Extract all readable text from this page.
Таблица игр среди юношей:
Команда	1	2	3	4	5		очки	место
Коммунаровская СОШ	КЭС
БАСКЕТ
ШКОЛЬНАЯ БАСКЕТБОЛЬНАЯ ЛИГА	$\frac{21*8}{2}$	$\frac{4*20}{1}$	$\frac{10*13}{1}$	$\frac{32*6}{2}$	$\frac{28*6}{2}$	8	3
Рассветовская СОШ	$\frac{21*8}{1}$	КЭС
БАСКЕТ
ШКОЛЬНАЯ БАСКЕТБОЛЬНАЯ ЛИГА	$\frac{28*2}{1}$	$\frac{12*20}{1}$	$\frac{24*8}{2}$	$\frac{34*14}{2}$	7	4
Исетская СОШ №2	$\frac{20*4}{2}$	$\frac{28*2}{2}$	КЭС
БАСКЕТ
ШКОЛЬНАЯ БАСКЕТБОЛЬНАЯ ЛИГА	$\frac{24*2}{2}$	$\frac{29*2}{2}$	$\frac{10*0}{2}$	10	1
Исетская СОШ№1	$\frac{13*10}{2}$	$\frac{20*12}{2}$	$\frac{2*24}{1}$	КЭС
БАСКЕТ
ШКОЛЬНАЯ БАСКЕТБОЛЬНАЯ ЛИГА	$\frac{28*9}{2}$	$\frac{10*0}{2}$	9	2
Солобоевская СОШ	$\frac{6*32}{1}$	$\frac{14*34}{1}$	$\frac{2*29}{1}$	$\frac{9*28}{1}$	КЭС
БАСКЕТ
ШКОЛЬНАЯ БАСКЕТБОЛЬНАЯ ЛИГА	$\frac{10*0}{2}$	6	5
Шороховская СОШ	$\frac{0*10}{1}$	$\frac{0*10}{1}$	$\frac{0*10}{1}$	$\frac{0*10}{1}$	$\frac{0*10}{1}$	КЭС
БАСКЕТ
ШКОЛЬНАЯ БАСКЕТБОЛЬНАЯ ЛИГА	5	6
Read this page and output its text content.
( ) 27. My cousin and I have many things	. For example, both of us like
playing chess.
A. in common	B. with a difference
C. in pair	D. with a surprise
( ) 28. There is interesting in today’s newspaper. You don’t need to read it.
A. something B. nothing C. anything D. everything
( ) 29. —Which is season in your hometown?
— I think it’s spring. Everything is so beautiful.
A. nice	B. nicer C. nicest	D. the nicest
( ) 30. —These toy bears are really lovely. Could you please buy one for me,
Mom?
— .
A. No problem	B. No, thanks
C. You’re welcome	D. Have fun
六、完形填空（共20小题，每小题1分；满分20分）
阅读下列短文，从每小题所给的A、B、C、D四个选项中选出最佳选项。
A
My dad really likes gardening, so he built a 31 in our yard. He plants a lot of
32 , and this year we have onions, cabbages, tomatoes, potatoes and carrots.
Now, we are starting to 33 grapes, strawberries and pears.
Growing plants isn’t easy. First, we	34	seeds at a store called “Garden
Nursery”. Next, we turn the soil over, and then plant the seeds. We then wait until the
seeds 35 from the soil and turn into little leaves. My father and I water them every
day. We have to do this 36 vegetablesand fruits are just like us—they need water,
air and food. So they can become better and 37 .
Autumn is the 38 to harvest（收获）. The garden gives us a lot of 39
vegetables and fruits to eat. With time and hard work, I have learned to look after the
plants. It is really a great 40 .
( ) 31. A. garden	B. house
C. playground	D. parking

- Directive
Select all lines with the word "turn" from the entries above.

- Result for this exercise
Nursery”. Next, we turn the soil over, and then plant the seeds. We then wait until the
seeds 35 from the soil and turn into little leaves. My father and I water them every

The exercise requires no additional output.